▶ [PROBLEM]:
Wherever the word "Output" shows up in a line, please copy that line.

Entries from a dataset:
— Start —

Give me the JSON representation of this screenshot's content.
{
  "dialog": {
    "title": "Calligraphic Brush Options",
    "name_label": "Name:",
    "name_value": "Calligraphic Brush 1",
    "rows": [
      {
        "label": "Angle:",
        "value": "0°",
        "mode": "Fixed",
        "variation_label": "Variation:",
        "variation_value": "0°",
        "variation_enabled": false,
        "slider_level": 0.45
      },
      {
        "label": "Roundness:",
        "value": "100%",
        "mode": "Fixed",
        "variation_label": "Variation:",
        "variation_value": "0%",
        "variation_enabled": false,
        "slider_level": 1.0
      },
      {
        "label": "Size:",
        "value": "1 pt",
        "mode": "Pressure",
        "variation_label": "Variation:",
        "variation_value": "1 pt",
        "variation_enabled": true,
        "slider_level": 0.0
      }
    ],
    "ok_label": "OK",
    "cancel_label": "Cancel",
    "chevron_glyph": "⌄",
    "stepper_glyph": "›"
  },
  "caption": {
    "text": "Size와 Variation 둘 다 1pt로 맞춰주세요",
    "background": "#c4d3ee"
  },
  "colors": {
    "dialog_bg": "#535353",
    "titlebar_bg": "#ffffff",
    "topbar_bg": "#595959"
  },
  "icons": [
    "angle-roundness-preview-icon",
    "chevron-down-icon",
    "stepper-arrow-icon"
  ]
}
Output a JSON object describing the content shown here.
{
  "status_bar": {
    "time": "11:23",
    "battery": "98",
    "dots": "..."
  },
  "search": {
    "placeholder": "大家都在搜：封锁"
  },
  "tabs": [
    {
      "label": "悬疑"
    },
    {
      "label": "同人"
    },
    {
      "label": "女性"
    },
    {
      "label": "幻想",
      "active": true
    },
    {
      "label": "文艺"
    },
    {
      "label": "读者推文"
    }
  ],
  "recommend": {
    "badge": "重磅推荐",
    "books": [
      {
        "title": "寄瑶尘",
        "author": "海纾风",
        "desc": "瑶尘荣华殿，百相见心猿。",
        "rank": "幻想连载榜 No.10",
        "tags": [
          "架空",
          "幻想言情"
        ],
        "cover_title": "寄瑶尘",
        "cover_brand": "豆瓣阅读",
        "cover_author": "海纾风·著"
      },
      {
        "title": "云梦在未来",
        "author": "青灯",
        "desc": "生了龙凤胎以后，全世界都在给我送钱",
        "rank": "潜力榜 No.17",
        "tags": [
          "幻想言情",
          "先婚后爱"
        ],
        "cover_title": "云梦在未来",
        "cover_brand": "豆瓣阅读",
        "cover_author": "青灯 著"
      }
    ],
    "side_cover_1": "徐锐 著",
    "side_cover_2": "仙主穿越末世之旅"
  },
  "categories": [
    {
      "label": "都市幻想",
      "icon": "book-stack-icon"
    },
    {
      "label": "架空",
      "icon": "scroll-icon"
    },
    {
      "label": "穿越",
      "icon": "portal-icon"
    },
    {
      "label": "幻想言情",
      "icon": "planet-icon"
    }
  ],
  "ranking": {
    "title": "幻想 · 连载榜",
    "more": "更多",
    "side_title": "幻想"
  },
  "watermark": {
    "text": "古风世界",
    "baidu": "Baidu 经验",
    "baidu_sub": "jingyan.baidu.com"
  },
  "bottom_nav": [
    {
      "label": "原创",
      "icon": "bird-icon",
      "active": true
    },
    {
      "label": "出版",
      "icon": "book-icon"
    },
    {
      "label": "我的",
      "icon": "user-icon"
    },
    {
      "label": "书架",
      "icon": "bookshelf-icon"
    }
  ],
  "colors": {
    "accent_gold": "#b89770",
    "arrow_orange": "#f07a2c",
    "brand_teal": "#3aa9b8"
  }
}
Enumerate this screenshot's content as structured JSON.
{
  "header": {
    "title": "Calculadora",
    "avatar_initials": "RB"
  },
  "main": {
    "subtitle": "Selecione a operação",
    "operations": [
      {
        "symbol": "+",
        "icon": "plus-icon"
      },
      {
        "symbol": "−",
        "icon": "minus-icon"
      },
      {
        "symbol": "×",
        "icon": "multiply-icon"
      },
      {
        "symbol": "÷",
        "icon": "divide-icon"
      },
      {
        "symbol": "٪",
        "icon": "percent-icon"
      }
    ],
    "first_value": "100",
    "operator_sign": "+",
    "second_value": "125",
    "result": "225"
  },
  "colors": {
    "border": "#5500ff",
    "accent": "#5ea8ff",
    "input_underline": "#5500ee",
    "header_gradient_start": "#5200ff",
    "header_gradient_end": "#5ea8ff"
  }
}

— End —
— Start —

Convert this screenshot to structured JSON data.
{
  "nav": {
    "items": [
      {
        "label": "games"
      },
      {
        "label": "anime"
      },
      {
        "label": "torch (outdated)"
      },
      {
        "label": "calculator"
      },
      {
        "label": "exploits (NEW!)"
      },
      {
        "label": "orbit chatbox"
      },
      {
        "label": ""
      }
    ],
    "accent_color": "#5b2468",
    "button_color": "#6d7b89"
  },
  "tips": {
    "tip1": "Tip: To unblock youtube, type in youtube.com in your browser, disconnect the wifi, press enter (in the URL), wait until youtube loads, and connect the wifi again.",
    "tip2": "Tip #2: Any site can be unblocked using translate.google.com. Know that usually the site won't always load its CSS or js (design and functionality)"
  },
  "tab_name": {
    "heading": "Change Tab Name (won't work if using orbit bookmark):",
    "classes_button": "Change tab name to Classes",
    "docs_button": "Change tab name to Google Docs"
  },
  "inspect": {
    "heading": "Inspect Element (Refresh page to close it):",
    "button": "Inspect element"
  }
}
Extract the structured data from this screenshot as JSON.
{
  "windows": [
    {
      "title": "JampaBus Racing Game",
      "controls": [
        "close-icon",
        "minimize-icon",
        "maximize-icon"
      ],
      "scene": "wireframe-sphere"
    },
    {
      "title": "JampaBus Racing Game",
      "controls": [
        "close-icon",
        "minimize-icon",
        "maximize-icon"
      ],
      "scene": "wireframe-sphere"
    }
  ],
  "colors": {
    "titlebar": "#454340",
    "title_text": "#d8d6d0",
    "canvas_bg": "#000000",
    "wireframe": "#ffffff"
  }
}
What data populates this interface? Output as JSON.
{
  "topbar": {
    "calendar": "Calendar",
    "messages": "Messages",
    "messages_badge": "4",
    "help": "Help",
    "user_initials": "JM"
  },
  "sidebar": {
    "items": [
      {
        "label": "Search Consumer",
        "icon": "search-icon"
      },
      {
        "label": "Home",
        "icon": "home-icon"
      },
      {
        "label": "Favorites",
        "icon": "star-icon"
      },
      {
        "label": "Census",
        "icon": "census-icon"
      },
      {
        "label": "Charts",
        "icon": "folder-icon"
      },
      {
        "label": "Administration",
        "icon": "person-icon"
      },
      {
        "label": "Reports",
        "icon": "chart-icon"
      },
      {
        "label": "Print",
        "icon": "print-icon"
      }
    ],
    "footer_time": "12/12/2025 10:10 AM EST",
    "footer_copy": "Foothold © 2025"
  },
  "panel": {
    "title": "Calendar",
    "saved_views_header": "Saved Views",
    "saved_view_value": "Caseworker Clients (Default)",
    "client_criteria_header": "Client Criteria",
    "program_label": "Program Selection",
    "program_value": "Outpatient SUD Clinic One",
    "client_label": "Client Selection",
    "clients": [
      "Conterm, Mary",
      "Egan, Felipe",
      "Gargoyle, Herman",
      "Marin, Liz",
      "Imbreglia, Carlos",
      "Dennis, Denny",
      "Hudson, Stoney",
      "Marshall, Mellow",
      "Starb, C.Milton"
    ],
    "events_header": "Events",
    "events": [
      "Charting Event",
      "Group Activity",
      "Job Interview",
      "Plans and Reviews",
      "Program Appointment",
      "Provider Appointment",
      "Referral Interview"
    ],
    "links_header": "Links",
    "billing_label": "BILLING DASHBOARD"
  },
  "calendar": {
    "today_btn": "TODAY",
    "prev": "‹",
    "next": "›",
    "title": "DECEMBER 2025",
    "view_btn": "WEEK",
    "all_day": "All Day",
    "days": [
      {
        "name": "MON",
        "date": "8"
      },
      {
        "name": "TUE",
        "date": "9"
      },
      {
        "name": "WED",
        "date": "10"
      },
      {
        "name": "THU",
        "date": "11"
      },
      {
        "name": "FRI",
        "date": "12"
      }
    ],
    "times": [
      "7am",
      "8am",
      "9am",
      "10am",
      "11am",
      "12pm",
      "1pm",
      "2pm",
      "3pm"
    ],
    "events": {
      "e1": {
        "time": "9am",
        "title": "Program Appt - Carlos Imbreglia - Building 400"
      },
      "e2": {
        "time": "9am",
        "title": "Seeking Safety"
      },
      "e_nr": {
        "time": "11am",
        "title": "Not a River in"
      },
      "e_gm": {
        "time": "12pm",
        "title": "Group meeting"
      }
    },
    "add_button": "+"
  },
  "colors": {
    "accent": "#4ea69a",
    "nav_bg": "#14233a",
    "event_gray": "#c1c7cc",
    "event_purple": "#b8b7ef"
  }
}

— End —

▶ [SOLUTION FOR THIS PROBLEM]:
Output a JSON object describing the content shown here.
What data populates this interface? Output as JSON.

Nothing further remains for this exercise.